> _Stated task_
Will you transcribe all the entries word for word, skipping the pictures they hold?

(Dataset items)
╭──
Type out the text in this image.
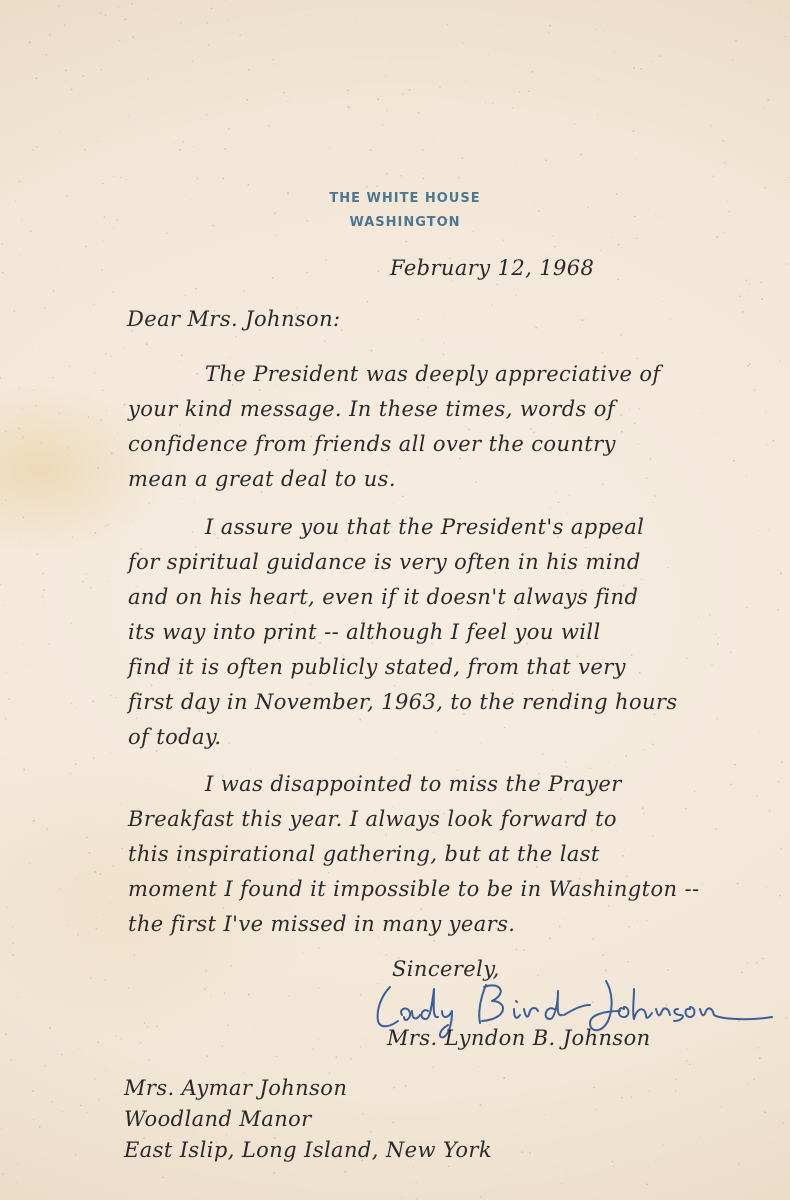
THE WHITE HOUSE
WASHINGTON
February 12, 1968
Dear Mrs. Johnson:
The President was deeply appreciative of
your kind message. In these times, words of
confidence from friends all over the country
mean a great deal to us.
I assure you that the President's appeal
for spiritual guidance is very often in his mind
and on his heart, even if it doesn't always find
its way into print -- although I feel you will
find it is often publicly stated, from that very
first day in November, 1963, to the rending hours
of today.
I was disappointed to miss the Prayer
Breakfast this year. I always look forward to
this inspirational gathering, but at the last
moment I found it impossible to be in Washington --
the first I've missed in many years.
Sincerely,
Mrs. Lyndon B. Johnson
Mrs. Aymar Johnson
Woodland Manor
East Islip, Long Island, New York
╰──
> _Correct answer_
Type out the text in this image.
THE WHITE HOUSE
WASHINGTON
February 12, 1968
Dear Mrs. Johnson:
The President was deeply appreciative of
your kind message. In these times, words of
confidence from friends all over the country
mean a great deal to us.
I assure you that the President's appeal
for spiritual guidance is very often in his mind
and on his heart, even if it doesn't always find
its way into print -- although I feel you will
find it is often publicly stated, from that very
first day in November, 1963, to the rending hours
of today.
I was disappointed to miss the Prayer
Breakfast this year. I always look forward to
this inspirational gathering, but at the last
moment I found it impossible to be in Washington --
the first I've missed in many years.
Sincerely,
Mrs. Lyndon B. Johnson
Mrs. Aymar Johnson
Woodland Manor
East Islip, Long Island, New York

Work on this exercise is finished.